** START OF Dataset extract **
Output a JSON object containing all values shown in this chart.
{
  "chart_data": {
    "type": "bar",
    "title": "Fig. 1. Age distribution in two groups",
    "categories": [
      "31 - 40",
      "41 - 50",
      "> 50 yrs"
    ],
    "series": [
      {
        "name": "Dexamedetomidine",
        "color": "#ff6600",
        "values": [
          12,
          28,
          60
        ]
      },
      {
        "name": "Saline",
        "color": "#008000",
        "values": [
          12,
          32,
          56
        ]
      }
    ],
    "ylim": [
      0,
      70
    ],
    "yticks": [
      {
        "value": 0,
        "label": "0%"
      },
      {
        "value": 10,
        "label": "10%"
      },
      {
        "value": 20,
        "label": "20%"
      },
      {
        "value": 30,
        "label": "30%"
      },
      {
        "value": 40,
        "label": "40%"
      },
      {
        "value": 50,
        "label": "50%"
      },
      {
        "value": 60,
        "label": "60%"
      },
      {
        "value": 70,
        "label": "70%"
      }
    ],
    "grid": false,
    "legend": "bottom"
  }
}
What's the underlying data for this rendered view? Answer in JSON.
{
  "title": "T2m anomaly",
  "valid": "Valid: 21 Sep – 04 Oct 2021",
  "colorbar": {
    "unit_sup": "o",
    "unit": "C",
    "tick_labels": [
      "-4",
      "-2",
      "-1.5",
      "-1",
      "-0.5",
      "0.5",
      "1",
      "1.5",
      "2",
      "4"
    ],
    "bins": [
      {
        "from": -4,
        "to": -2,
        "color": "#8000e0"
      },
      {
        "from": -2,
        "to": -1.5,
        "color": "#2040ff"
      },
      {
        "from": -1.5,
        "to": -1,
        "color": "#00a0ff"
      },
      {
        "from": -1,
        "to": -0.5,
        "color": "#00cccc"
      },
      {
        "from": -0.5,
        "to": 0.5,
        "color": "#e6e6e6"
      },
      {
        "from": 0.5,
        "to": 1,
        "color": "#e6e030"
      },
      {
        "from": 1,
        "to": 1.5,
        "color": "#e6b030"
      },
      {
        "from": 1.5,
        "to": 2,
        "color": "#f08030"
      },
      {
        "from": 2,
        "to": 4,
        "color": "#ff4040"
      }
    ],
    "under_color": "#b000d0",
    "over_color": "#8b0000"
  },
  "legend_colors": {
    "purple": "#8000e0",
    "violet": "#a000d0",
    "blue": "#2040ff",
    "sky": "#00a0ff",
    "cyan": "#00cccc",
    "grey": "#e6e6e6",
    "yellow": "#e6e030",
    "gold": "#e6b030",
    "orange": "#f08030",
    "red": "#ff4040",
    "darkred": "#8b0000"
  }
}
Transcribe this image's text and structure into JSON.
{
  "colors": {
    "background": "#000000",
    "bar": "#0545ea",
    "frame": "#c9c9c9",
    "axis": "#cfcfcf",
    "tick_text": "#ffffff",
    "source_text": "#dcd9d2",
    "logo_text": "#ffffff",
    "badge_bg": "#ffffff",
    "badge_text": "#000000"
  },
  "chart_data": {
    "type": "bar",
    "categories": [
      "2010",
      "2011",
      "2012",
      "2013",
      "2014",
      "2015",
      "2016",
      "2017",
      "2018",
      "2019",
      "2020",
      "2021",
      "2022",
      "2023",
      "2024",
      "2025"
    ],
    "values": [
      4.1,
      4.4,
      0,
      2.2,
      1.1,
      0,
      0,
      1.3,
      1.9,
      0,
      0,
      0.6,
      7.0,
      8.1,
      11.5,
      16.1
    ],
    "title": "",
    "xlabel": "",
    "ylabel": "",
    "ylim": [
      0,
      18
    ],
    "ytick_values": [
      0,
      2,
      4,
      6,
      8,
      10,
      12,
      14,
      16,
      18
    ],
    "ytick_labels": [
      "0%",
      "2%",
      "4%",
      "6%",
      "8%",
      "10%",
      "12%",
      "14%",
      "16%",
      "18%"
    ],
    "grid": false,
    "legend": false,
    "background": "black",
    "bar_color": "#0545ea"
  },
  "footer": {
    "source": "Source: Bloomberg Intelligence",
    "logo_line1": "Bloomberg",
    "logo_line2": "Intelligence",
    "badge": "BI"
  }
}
** END OF Dataset extract **
Work to do →
Each entry must be reproduced verbatim.

Response for this exercise →
Output a JSON object containing all values shown in this chart.
{
  "chart_data": {
    "type": "bar",
    "title": "Fig. 1. Age distribution in two groups",
    "categories": [
      "31 - 40",
      "41 - 50",
      "> 50 yrs"
    ],
    "series": [
      {
        "name": "Dexamedetomidine",
        "color": "#ff6600",
        "values": [
          12,
          28,
          60
        ]
      },
      {
        "name": "Saline",
        "color": "#008000",
        "values": [
          12,
          32,
          56
        ]
      }
    ],
    "ylim": [
      0,
      70
    ],
    "yticks": [
      {
        "value": 0,
        "label": "0%"
      },
      {
        "value": 10,
        "label": "10%"
      },
      {
        "value": 20,
        "label": "20%"
      },
      {
        "value": 30,
        "label": "30%"
      },
      {
        "value": 40,
        "label": "40%"
      },
      {
        "value": 50,
        "label": "50%"
      },
      {
        "value": 60,
        "label": "60%"
      },
      {
        "value": 70,
        "label": "70%"
      }
    ],
    "grid": false,
    "legend": "bottom"
  }
}
What's the underlying data for this rendered view? Answer in JSON.
{
  "title": "T2m anomaly",
  "valid": "Valid: 21 Sep – 04 Oct 2021",
  "colorbar": {
    "unit_sup": "o",
    "unit": "C",
    "tick_labels": [
      "-4",
      "-2",
      "-1.5",
      "-1",
      "-0.5",
      "0.5",
      "1",
      "1.5",
      "2",
      "4"
    ],
    "bins": [
      {
        "from": -4,
        "to": -2,
        "color": "#8000e0"
      },
      {
        "from": -2,
        "to": -1.5,
        "color": "#2040ff"
      },
      {
        "from": -1.5,
        "to": -1,
        "color": "#00a0ff"
      },
      {
        "from": -1,
        "to": -0.5,
        "color": "#00cccc"
      },
      {
        "from": -0.5,
        "to": 0.5,
        "color": "#e6e6e6"
      },
      {
        "from": 0.5,
        "to": 1,
        "color": "#e6e030"
      },
      {
        "from": 1,
        "to": 1.5,
        "color": "#e6b030"
      },
      {
        "from": 1.5,
        "to": 2,
        "color": "#f08030"
      },
      {
        "from": 2,
        "to": 4,
        "color": "#ff4040"
      }
    ],
    "under_color": "#b000d0",
    "over_color": "#8b0000"
  },
  "legend_colors": {
    "purple": "#8000e0",
    "violet": "#a000d0",
    "blue": "#2040ff",
    "sky": "#00a0ff",
    "cyan": "#00cccc",
    "grey": "#e6e6e6",
    "yellow": "#e6e030",
    "gold": "#e6b030",
    "orange": "#f08030",
    "red": "#ff4040",
    "darkred": "#8b0000"
  }
}
Transcribe this image's text and structure into JSON.
{
  "colors": {
    "background": "#000000",
    "bar": "#0545ea",
    "frame": "#c9c9c9",
    "axis": "#cfcfcf",
    "tick_text": "#ffffff",
    "source_text": "#dcd9d2",
    "logo_text": "#ffffff",
    "badge_bg": "#ffffff",
    "badge_text": "#000000"
  },
  "chart_data": {
    "type": "bar",
    "categories": [
      "2010",
      "2011",
      "2012",
      "2013",
      "2014",
      "2015",
      "2016",
      "2017",
      "2018",
      "2019",
      "2020",
      "2021",
      "2022",
      "2023",
      "2024",
      "2025"
    ],
    "values": [
      4.1,
      4.4,
      0,
      2.2,
      1.1,
      0,
      0,
      1.3,
      1.9,
      0,
      0,
      0.6,
      7.0,
      8.1,
      11.5,
      16.1
    ],
    "title": "",
    "xlabel": "",
    "ylabel": "",
    "ylim": [
      0,
      18
    ],
    "ytick_values": [
      0,
      2,
      4,
      6,
      8,
      10,
      12,
      14,
      16,
      18
    ],
    "ytick_labels": [
      "0%",
      "2%",
      "4%",
      "6%",
      "8%",
      "10%",
      "12%",
      "14%",
      "16%",
      "18%"
    ],
    "grid": false,
    "legend": false,
    "background": "black",
    "bar_color": "#0545ea"
  },
  "footer": {
    "source": "Source: Bloomberg Intelligence",
    "logo_line1": "Bloomberg",
    "logo_line2": "Intelligence",
    "badge": "BI"
  }
}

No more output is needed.